# REQUIRED TASK
Report how many lines hold the word "name"; answer with the number alone.

# WORKING DATA
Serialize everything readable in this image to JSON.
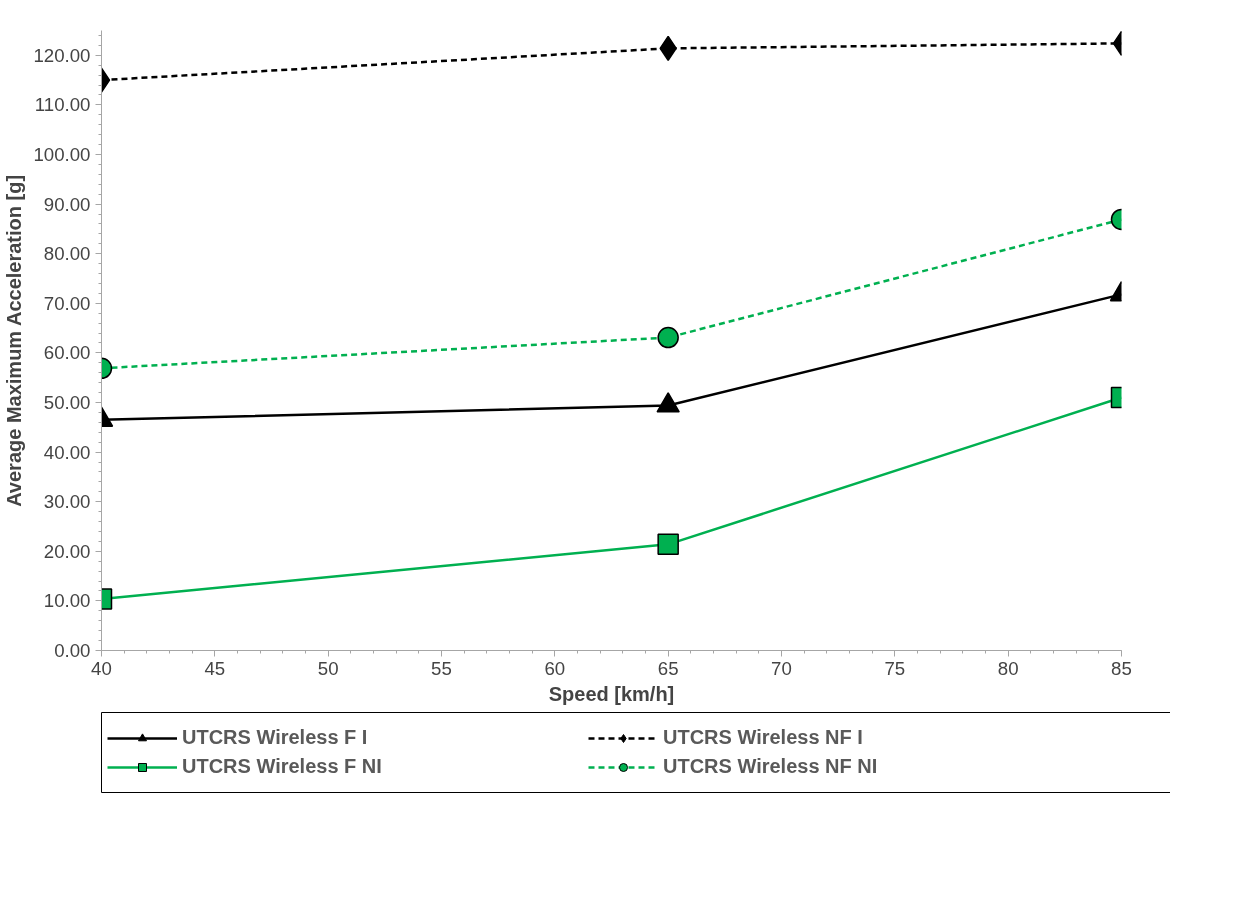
{
  "chart_data": {
    "type": "line",
    "xlabel": "Speed [km/h]",
    "ylabel": "Average Maximum Acceleration [g]",
    "x": [
      40,
      65,
      85
    ],
    "series": [
      {
        "name": "UTCRS Wireless F I",
        "color": "#000000",
        "marker": "triangle",
        "line_style": "solid",
        "values": [
          46.5,
          49.4,
          71.8
        ]
      },
      {
        "name": "UTCRS Wireless NF I",
        "color": "#000000",
        "marker": "diamond",
        "line_style": "dashed",
        "values": [
          115.0,
          121.4,
          122.4
        ]
      },
      {
        "name": "UTCRS Wireless F NI",
        "color": "#00b050",
        "marker": "square",
        "line_style": "solid",
        "values": [
          10.4,
          21.4,
          51.0
        ]
      },
      {
        "name": "UTCRS Wireless NF NI",
        "color": "#00b050",
        "marker": "circle",
        "line_style": "dashed",
        "values": [
          56.9,
          63.1,
          86.9
        ]
      }
    ],
    "xlim": [
      40,
      85
    ],
    "xticks": [
      40,
      45,
      50,
      55,
      60,
      65,
      70,
      75,
      80,
      85
    ],
    "ylim": [
      0,
      125
    ],
    "yticks": [
      {
        "value": 0,
        "label": "0.00"
      },
      {
        "value": 10,
        "label": "10.00"
      },
      {
        "value": 20,
        "label": "20.00"
      },
      {
        "value": 30,
        "label": "30.00"
      },
      {
        "value": 40,
        "label": "40.00"
      },
      {
        "value": 50,
        "label": "50.00"
      },
      {
        "value": 60,
        "label": "60.00"
      },
      {
        "value": 70,
        "label": "70.00"
      },
      {
        "value": 80,
        "label": "80.00"
      },
      {
        "value": 90,
        "label": "90.00"
      },
      {
        "value": 100,
        "label": "100.00"
      },
      {
        "value": 110,
        "label": "110.00"
      },
      {
        "value": 120,
        "label": "120.00"
      }
    ],
    "grid": false,
    "legend": "bottom"
  }
}
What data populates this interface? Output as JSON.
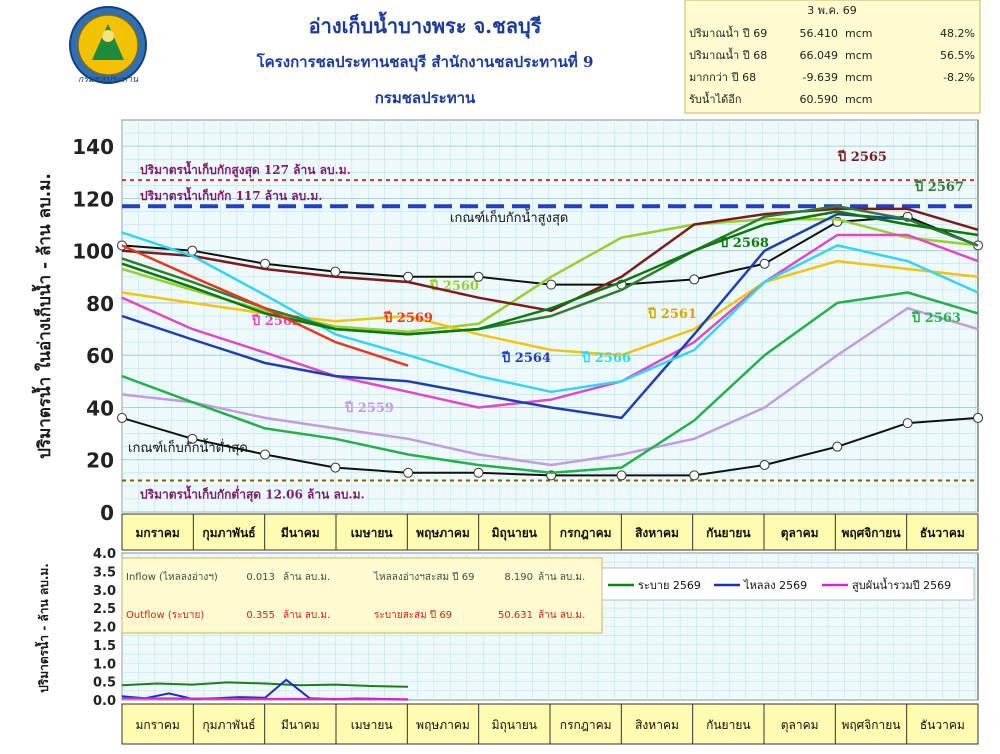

# EXERCISE RESULT
4